- _EXERCISE AIM_:
Restate the listing that follows word for word, without its pictures.

- _GIVEN DATA_:
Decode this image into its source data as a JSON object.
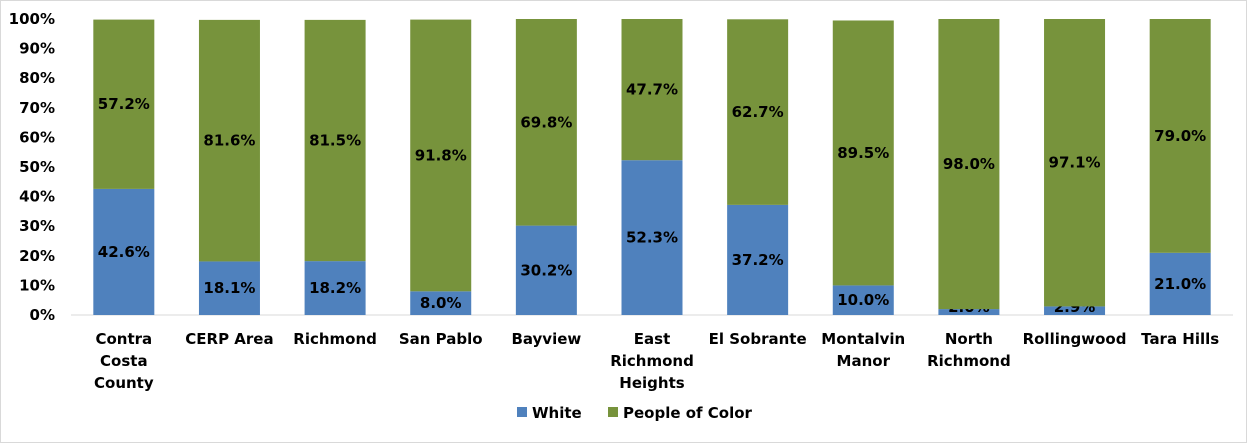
{
  "chart_data": {
    "type": "bar",
    "stacked": true,
    "percent_stacked": true,
    "title": "",
    "xlabel": "",
    "ylabel": "",
    "ylim": [
      0,
      100
    ],
    "yticks": [
      "0%",
      "10%",
      "20%",
      "30%",
      "40%",
      "50%",
      "60%",
      "70%",
      "80%",
      "90%",
      "100%"
    ],
    "grid": false,
    "legend_position": "bottom",
    "categories": [
      [
        "Contra",
        "Costa",
        "County"
      ],
      [
        "CERP Area"
      ],
      [
        "Richmond"
      ],
      [
        "San Pablo"
      ],
      [
        "Bayview"
      ],
      [
        "East",
        "Richmond",
        "Heights"
      ],
      [
        "El Sobrante"
      ],
      [
        "Montalvin",
        "Manor"
      ],
      [
        "North",
        "Richmond"
      ],
      [
        "Rollingwood"
      ],
      [
        "Tara Hills"
      ]
    ],
    "series": [
      {
        "name": "White",
        "color": "#4f81bd",
        "values": [
          42.6,
          18.1,
          18.2,
          8.0,
          30.2,
          52.3,
          37.2,
          10.0,
          2.0,
          2.9,
          21.0
        ],
        "labels": [
          "42.6%",
          "18.1%",
          "18.2%",
          "8.0%",
          "30.2%",
          "52.3%",
          "37.2%",
          "10.0%",
          "2.0%",
          "2.9%",
          "21.0%"
        ]
      },
      {
        "name": "People of Color",
        "color": "#77933c",
        "values": [
          57.2,
          81.6,
          81.5,
          91.8,
          69.8,
          47.7,
          62.7,
          89.5,
          98.0,
          97.1,
          79.0
        ],
        "labels": [
          "57.2%",
          "81.6%",
          "81.5%",
          "91.8%",
          "69.8%",
          "47.7%",
          "62.7%",
          "89.5%",
          "98.0%",
          "97.1%",
          "79.0%"
        ]
      }
    ]
  }
}
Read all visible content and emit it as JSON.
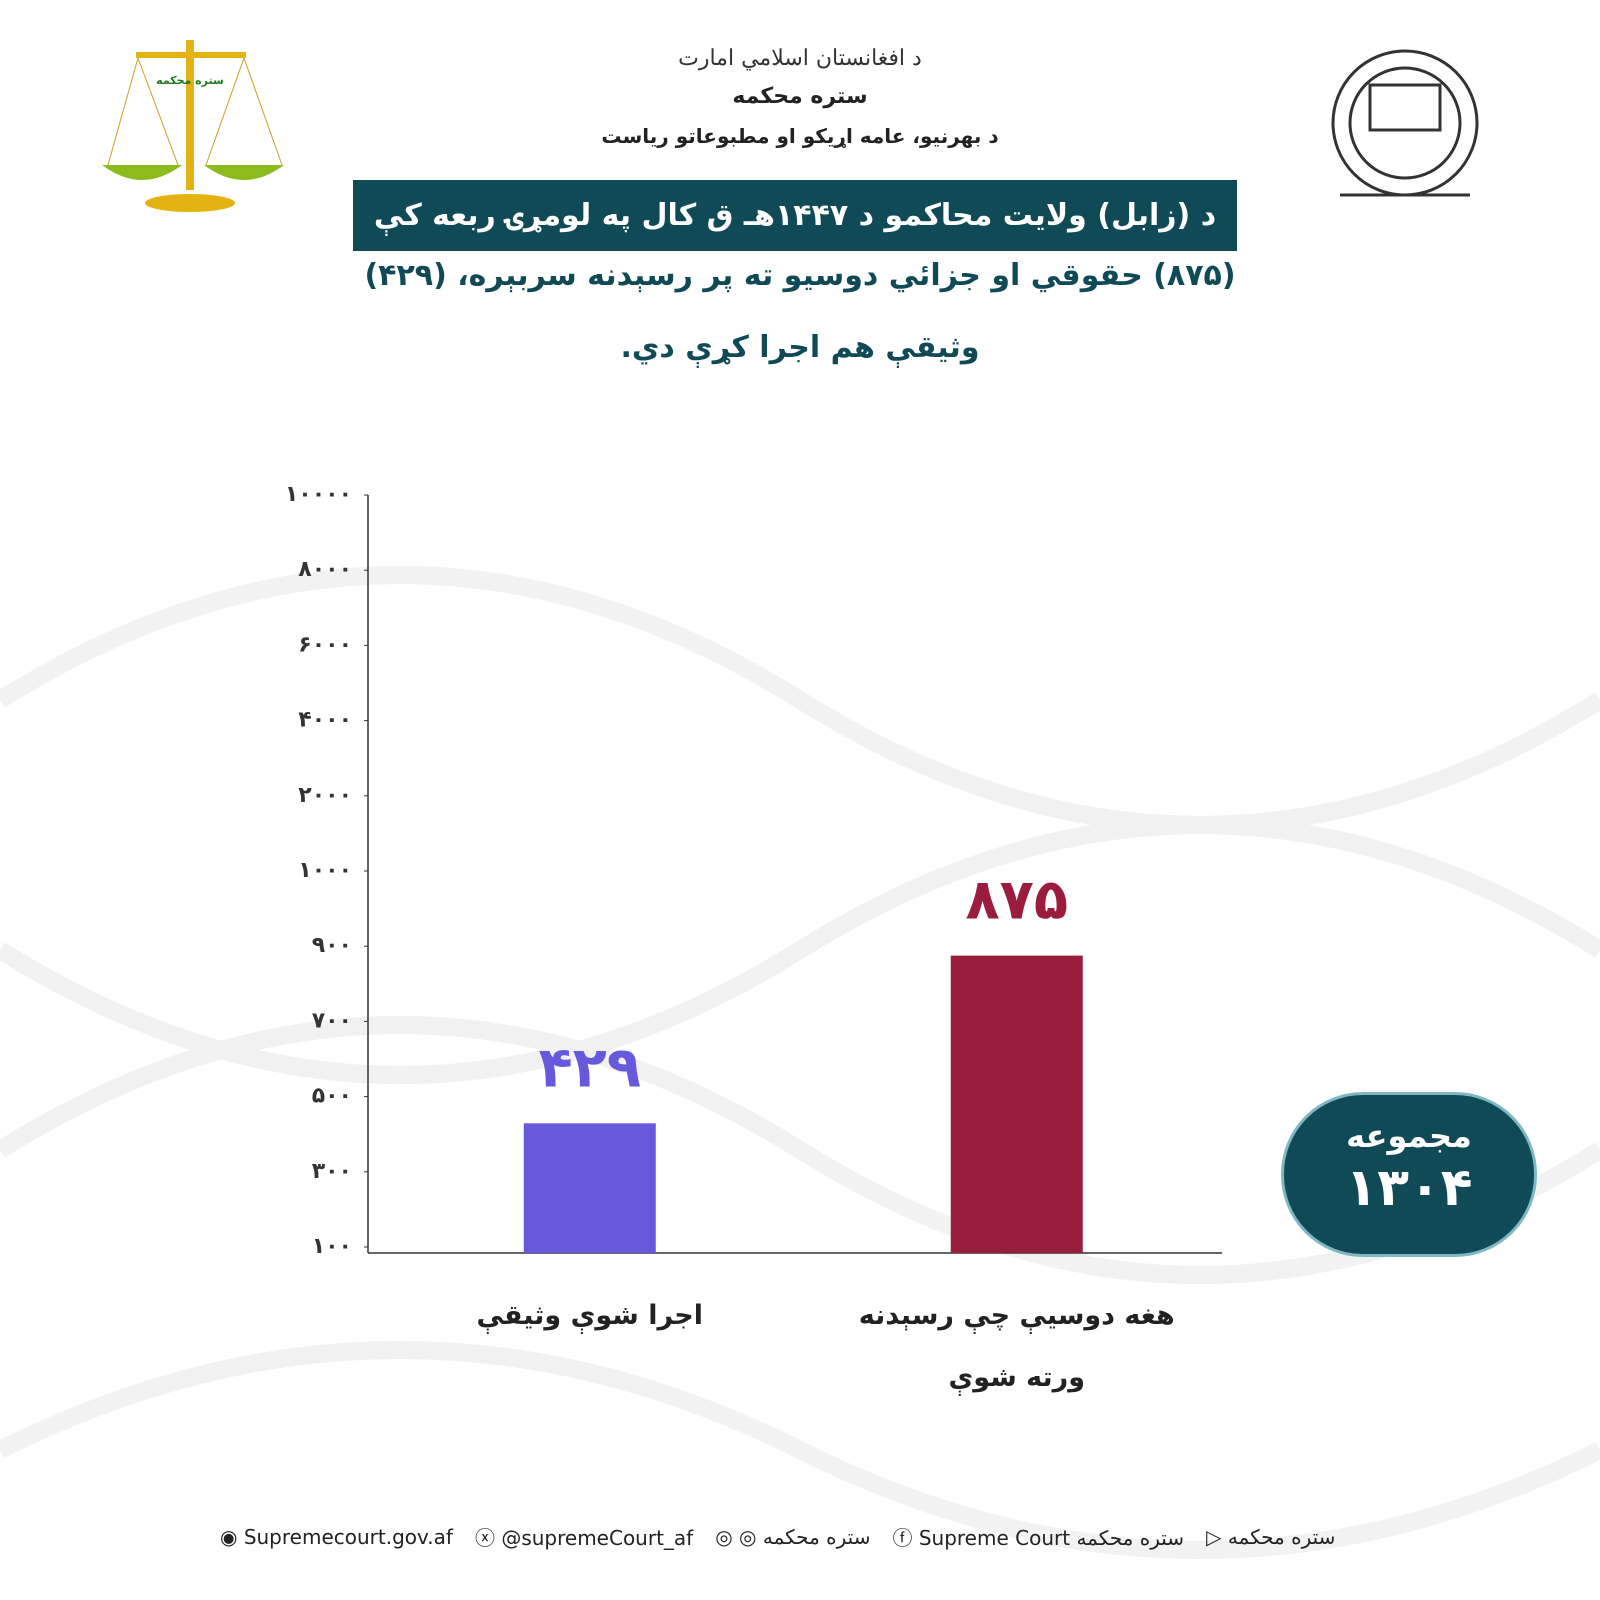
{
  "header": {
    "emirate": "د افغانستان اسلامي امارت",
    "court": "ستره محکمه",
    "directorate": "د بهرنيو، عامه اړيکو او مطبوعاتو رياست",
    "logo_text": "ستره محکمه"
  },
  "chart_data": {
    "type": "bar",
    "title": "د (زابل) ولايت محاکمو د ۱۴۴۷هـ ق کال په لومړۍ ربعه کې",
    "subtitle": [
      "(۸۷۵) حقوقي او جزائي دوسيو ته پر رسېدنه سربېره، (۴۲۹)",
      "وثيقې هم اجرا کړې دي."
    ],
    "categories": [
      "اجرا شوې وثيقې",
      "هغه دوسيې چې رسېدنه ورته شوې"
    ],
    "series": [
      {
        "name": null,
        "colors": [
          "#6759dc",
          "#9b1d3e"
        ],
        "values": [
          429,
          875
        ],
        "value_labels": [
          "۴۲۹",
          "۸۷۵"
        ]
      }
    ],
    "ylim": [
      100,
      10000
    ],
    "yticks": [
      {
        "value": 100,
        "label": "۱۰۰"
      },
      {
        "value": 300,
        "label": "۳۰۰"
      },
      {
        "value": 500,
        "label": "۵۰۰"
      },
      {
        "value": 700,
        "label": "۷۰۰"
      },
      {
        "value": 900,
        "label": "۹۰۰"
      },
      {
        "value": 1000,
        "label": "۱۰۰۰"
      },
      {
        "value": 2000,
        "label": "۲۰۰۰"
      },
      {
        "value": 4000,
        "label": "۴۰۰۰"
      },
      {
        "value": 6000,
        "label": "۶۰۰۰"
      },
      {
        "value": 8000,
        "label": "۸۰۰۰"
      },
      {
        "value": 10000,
        "label": "۱۰۰۰۰"
      }
    ],
    "total_title": "مجموعه",
    "total": "۱۳۰۴"
  },
  "footer": {
    "links": [
      "Supremecourt.gov.af",
      "@supremeCourt_af",
      "ستره محکمه",
      "Supreme Court ستره محکمه",
      "ستره محکمه"
    ]
  }
}
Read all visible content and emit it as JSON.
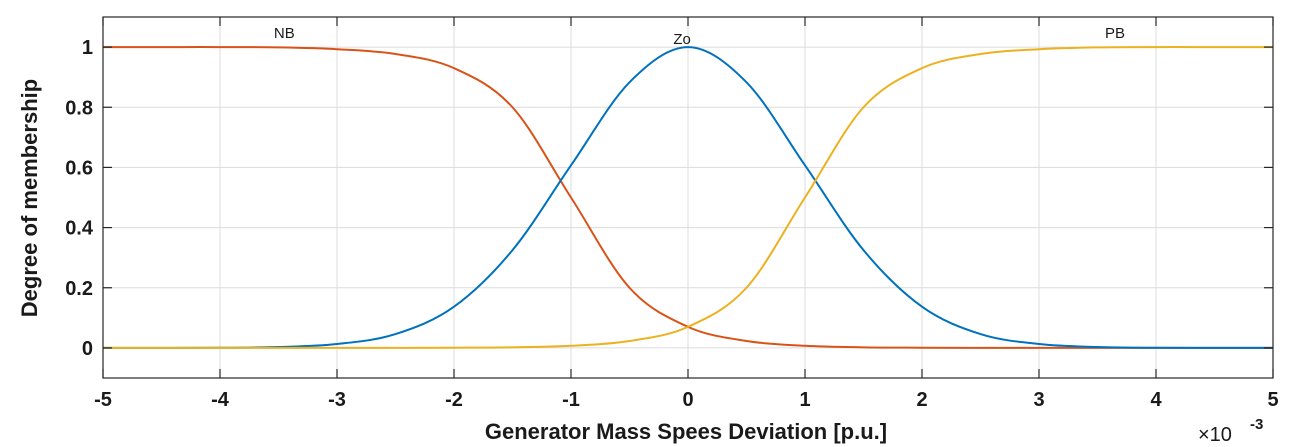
{
  "chart_data": {
    "type": "line",
    "xlabel": "Generator Mass Spees Deviation [p.u.]",
    "ylabel": "Degree of membership",
    "x_exponent_base": "×10",
    "x_exponent_power": "-3",
    "xlim": [
      -5,
      5
    ],
    "ylim": [
      -0.1,
      1.1
    ],
    "xticks": [
      -5,
      -4,
      -3,
      -2,
      -1,
      0,
      1,
      2,
      3,
      4,
      5
    ],
    "yticks": [
      0,
      0.2,
      0.4,
      0.6,
      0.8,
      1
    ],
    "xtick_labels": [
      "-5",
      "-4",
      "-3",
      "-2",
      "-1",
      "0",
      "1",
      "2",
      "3",
      "4",
      "5"
    ],
    "ytick_labels": [
      "0",
      "0.2",
      "0.4",
      "0.6",
      "0.8",
      "1"
    ],
    "grid": true,
    "series": [
      {
        "name": "NB",
        "color": "#d95319",
        "label_at": [
          -3.45,
          1.02
        ],
        "x": [
          -5,
          -4.5,
          -4,
          -3.5,
          -3,
          -2.5,
          -2,
          -1.5,
          -1,
          -0.5,
          0,
          0.5,
          1,
          1.5,
          2,
          2.5,
          3,
          3.5,
          4,
          4.5,
          5
        ],
        "y": [
          1.0,
          1.0,
          1.0,
          0.999,
          0.993,
          0.977,
          0.93,
          0.8,
          0.5,
          0.2,
          0.07,
          0.023,
          0.007,
          0.002,
          0.0007,
          0.0002,
          0.0,
          0.0,
          0.0,
          0.0,
          0.0
        ]
      },
      {
        "name": "Zo",
        "color": "#0072bd",
        "label_at": [
          -0.05,
          1.0
        ],
        "x": [
          -5,
          -4.5,
          -4,
          -3.5,
          -3,
          -2.5,
          -2,
          -1.5,
          -1,
          -0.5,
          0,
          0.5,
          1,
          1.5,
          2,
          2.5,
          3,
          3.5,
          4,
          4.5,
          5
        ],
        "y": [
          0.0,
          0.0,
          0.0004,
          0.003,
          0.013,
          0.046,
          0.137,
          0.325,
          0.607,
          0.883,
          1.0,
          0.883,
          0.607,
          0.325,
          0.137,
          0.046,
          0.013,
          0.003,
          0.0004,
          0.0,
          0.0
        ]
      },
      {
        "name": "PB",
        "color": "#edb120",
        "label_at": [
          3.65,
          1.02
        ],
        "x": [
          -5,
          -4.5,
          -4,
          -3.5,
          -3,
          -2.5,
          -2,
          -1.5,
          -1,
          -0.5,
          0,
          0.5,
          1,
          1.5,
          2,
          2.5,
          3,
          3.5,
          4,
          4.5,
          5
        ],
        "y": [
          0.0,
          0.0,
          0.0,
          0.0,
          0.0,
          0.0002,
          0.0007,
          0.002,
          0.007,
          0.023,
          0.07,
          0.2,
          0.5,
          0.8,
          0.93,
          0.977,
          0.993,
          0.999,
          1.0,
          1.0,
          1.0
        ]
      }
    ]
  }
}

- _ANSWER FOR THIS EXERCISE_:
Decode this image into its source data as a JSON object.
{
  "chart_data": {
    "type": "bar",
    "stacked": true,
    "percent_stacked": true,
    "title": "",
    "xlabel": "",
    "ylabel": "",
    "ylim": [
      0,
      100
    ],
    "yticks": [
      "0%",
      "10%",
      "20%",
      "30%",
      "40%",
      "50%",
      "60%",
      "70%",
      "80%",
      "90%",
      "100%"
    ],
    "grid": false,
    "legend_position": "bottom",
    "categories": [
      [
        "Contra",
        "Costa",
        "County"
      ],
      [
        "CERP Area"
      ],
      [
        "Richmond"
      ],
      [
        "San Pablo"
      ],
      [
        "Bayview"
      ],
      [
        "East",
        "Richmond",
        "Heights"
      ],
      [
        "El Sobrante"
      ],
      [
        "Montalvin",
        "Manor"
      ],
      [
        "North",
        "Richmond"
      ],
      [
        "Rollingwood"
      ],
      [
        "Tara Hills"
      ]
    ],
    "series": [
      {
        "name": "White",
        "color": "#4f81bd",
        "values": [
          42.6,
          18.1,
          18.2,
          8.0,
          30.2,
          52.3,
          37.2,
          10.0,
          2.0,
          2.9,
          21.0
        ],
        "labels": [
          "42.6%",
          "18.1%",
          "18.2%",
          "8.0%",
          "30.2%",
          "52.3%",
          "37.2%",
          "10.0%",
          "2.0%",
          "2.9%",
          "21.0%"
        ]
      },
      {
        "name": "People of Color",
        "color": "#77933c",
        "values": [
          57.2,
          81.6,
          81.5,
          91.8,
          69.8,
          47.7,
          62.7,
          89.5,
          98.0,
          97.1,
          79.0
        ],
        "labels": [
          "57.2%",
          "81.6%",
          "81.5%",
          "91.8%",
          "69.8%",
          "47.7%",
          "62.7%",
          "89.5%",
          "98.0%",
          "97.1%",
          "79.0%"
        ]
      }
    ]
  }
}
Read all visible content and emit it as JSON.
{
  "header": {
    "emirate": "د افغانستان اسلامي امارت",
    "court": "ستره محکمه",
    "directorate": "د بهرنيو، عامه اړيکو او مطبوعاتو رياست",
    "logo_text": "ستره محکمه"
  },
  "chart_data": {
    "type": "bar",
    "title": "د (زابل) ولايت محاکمو د ۱۴۴۷هـ ق کال په لومړۍ ربعه کې",
    "subtitle": [
      "(۸۷۵) حقوقي او جزائي دوسيو ته پر رسېدنه سربېره، (۴۲۹)",
      "وثيقې هم اجرا کړې دي."
    ],
    "categories": [
      "اجرا شوې وثيقې",
      "هغه دوسيې چې رسېدنه ورته شوې"
    ],
    "series": [
      {
        "name": null,
        "colors": [
          "#6759dc",
          "#9b1d3e"
        ],
        "values": [
          429,
          875
        ],
        "value_labels": [
          "۴۲۹",
          "۸۷۵"
        ]
      }
    ],
    "ylim": [
      100,
      10000
    ],
    "yticks": [
      {
        "value": 100,
        "label": "۱۰۰"
      },
      {
        "value": 300,
        "label": "۳۰۰"
      },
      {
        "value": 500,
        "label": "۵۰۰"
      },
      {
        "value": 700,
        "label": "۷۰۰"
      },
      {
        "value": 900,
        "label": "۹۰۰"
      },
      {
        "value": 1000,
        "label": "۱۰۰۰"
      },
      {
        "value": 2000,
        "label": "۲۰۰۰"
      },
      {
        "value": 4000,
        "label": "۴۰۰۰"
      },
      {
        "value": 6000,
        "label": "۶۰۰۰"
      },
      {
        "value": 8000,
        "label": "۸۰۰۰"
      },
      {
        "value": 10000,
        "label": "۱۰۰۰۰"
      }
    ],
    "total_title": "مجموعه",
    "total": "۱۳۰۴"
  },
  "footer": {
    "links": [
      "Supremecourt.gov.af",
      "@supremeCourt_af",
      "ستره محکمه",
      "Supreme Court ستره محکمه",
      "ستره محکمه"
    ]
  }
}
Read all visible content and emit it as JSON.
{
  "chart_data": {
    "type": "line",
    "xlabel": "Generator Mass Spees Deviation [p.u.]",
    "ylabel": "Degree of membership",
    "x_exponent_base": "×10",
    "x_exponent_power": "-3",
    "xlim": [
      -5,
      5
    ],
    "ylim": [
      -0.1,
      1.1
    ],
    "xticks": [
      -5,
      -4,
      -3,
      -2,
      -1,
      0,
      1,
      2,
      3,
      4,
      5
    ],
    "yticks": [
      0,
      0.2,
      0.4,
      0.6,
      0.8,
      1
    ],
    "xtick_labels": [
      "-5",
      "-4",
      "-3",
      "-2",
      "-1",
      "0",
      "1",
      "2",
      "3",
      "4",
      "5"
    ],
    "ytick_labels": [
      "0",
      "0.2",
      "0.4",
      "0.6",
      "0.8",
      "1"
    ],
    "grid": true,
    "series": [
      {
        "name": "NB",
        "color": "#d95319",
        "label_at": [
          -3.45,
          1.02
        ],
        "x": [
          -5,
          -4.5,
          -4,
          -3.5,
          -3,
          -2.5,
          -2,
          -1.5,
          -1,
          -0.5,
          0,
          0.5,
          1,
          1.5,
          2,
          2.5,
          3,
          3.5,
          4,
          4.5,
          5
        ],
        "y": [
          1.0,
          1.0,
          1.0,
          0.999,
          0.993,
          0.977,
          0.93,
          0.8,
          0.5,
          0.2,
          0.07,
          0.023,
          0.007,
          0.002,
          0.0007,
          0.0002,
          0.0,
          0.0,
          0.0,
          0.0,
          0.0
        ]
      },
      {
        "name": "Zo",
        "color": "#0072bd",
        "label_at": [
          -0.05,
          1.0
        ],
        "x": [
          -5,
          -4.5,
          -4,
          -3.5,
          -3,
          -2.5,
          -2,
          -1.5,
          -1,
          -0.5,
          0,
          0.5,
          1,
          1.5,
          2,
          2.5,
          3,
          3.5,
          4,
          4.5,
          5
        ],
        "y": [
          0.0,
          0.0,
          0.0004,
          0.003,
          0.013,
          0.046,
          0.137,
          0.325,
          0.607,
          0.883,
          1.0,
          0.883,
          0.607,
          0.325,
          0.137,
          0.046,
          0.013,
          0.003,
          0.0004,
          0.0,
          0.0
        ]
      },
      {
        "name": "PB",
        "color": "#edb120",
        "label_at": [
          3.65,
          1.02
        ],
        "x": [
          -5,
          -4.5,
          -4,
          -3.5,
          -3,
          -2.5,
          -2,
          -1.5,
          -1,
          -0.5,
          0,
          0.5,
          1,
          1.5,
          2,
          2.5,
          3,
          3.5,
          4,
          4.5,
          5
        ],
        "y": [
          0.0,
          0.0,
          0.0,
          0.0,
          0.0,
          0.0002,
          0.0007,
          0.002,
          0.007,
          0.023,
          0.07,
          0.2,
          0.5,
          0.8,
          0.93,
          0.977,
          0.993,
          0.999,
          1.0,
          1.0,
          1.0
        ]
      }
    ]
  }
}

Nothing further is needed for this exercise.